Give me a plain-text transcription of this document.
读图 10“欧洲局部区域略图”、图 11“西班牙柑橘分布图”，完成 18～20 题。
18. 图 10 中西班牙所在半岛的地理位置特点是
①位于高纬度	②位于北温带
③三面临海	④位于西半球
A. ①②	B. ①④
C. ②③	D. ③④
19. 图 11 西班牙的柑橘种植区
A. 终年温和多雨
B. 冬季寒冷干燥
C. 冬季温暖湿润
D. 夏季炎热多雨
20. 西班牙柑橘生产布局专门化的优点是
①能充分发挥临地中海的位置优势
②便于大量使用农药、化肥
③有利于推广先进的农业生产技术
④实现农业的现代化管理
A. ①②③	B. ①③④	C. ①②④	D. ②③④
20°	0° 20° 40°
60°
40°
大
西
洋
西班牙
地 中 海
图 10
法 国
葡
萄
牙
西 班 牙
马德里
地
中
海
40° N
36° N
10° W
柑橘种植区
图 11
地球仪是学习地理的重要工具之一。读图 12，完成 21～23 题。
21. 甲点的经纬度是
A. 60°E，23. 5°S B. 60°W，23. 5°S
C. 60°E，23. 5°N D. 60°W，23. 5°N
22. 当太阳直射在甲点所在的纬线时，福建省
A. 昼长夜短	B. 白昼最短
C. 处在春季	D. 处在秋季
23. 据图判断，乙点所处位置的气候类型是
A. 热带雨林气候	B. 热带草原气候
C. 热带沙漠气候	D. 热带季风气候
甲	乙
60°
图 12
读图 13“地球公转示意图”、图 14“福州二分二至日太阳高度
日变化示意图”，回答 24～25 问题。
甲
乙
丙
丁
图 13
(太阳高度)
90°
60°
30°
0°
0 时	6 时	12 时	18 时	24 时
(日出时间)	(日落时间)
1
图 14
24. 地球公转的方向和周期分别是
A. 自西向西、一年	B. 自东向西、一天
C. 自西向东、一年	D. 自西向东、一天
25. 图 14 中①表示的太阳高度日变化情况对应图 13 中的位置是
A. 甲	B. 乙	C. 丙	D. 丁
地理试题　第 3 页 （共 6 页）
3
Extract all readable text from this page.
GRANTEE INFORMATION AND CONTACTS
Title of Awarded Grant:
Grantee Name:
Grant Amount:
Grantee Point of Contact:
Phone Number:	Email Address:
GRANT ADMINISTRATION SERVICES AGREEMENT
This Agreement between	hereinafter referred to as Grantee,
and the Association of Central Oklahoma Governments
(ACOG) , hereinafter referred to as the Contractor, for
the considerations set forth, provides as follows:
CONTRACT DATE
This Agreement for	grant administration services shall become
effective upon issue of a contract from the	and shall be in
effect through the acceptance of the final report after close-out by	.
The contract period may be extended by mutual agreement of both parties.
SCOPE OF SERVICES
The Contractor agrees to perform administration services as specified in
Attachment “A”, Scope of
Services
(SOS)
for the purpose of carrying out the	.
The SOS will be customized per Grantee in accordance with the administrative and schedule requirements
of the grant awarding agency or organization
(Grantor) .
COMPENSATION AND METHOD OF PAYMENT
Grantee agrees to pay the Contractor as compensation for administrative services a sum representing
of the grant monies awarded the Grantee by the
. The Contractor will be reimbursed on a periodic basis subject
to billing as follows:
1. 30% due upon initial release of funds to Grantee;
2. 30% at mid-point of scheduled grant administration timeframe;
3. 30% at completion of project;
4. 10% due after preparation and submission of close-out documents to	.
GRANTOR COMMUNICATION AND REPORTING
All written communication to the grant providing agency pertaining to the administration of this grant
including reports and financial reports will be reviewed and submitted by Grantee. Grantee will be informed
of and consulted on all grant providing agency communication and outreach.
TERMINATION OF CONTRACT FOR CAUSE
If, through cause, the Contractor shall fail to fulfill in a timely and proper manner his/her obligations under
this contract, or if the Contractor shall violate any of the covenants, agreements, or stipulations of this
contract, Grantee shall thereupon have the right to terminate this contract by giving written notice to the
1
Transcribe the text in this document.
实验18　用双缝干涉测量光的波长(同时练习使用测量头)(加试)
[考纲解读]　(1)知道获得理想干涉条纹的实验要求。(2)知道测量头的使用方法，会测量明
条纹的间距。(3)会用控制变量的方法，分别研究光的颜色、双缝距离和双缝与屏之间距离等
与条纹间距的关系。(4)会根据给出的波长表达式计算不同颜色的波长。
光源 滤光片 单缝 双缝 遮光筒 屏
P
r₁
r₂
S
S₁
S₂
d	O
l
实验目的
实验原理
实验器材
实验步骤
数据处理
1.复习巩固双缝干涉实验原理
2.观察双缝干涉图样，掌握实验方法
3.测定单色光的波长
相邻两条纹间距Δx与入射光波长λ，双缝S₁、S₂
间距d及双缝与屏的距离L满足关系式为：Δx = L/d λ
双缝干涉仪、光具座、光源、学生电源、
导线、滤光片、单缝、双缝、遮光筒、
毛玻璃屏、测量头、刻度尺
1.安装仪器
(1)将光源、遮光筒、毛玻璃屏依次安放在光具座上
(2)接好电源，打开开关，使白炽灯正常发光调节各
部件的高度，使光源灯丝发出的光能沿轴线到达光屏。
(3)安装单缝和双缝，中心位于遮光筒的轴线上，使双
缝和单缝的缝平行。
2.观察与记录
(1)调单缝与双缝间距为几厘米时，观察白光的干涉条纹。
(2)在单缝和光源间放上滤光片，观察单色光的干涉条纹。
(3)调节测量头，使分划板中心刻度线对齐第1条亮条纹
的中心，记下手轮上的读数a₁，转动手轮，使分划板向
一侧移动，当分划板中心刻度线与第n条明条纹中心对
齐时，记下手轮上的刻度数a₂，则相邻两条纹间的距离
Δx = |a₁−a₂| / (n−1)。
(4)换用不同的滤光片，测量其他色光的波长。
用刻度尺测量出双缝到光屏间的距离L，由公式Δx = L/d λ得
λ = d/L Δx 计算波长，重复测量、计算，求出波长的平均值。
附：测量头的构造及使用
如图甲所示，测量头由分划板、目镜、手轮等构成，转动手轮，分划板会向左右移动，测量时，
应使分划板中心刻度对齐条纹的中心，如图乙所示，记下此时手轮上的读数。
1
+---+
Search the data for "agency" and list every line in which it occurs.

→ EXERCISE RESULT:
of the grant awarding agency or organization
All written communication to the grant providing agency pertaining to the administration of this grant
of and consulted on all grant providing agency communication and outreach.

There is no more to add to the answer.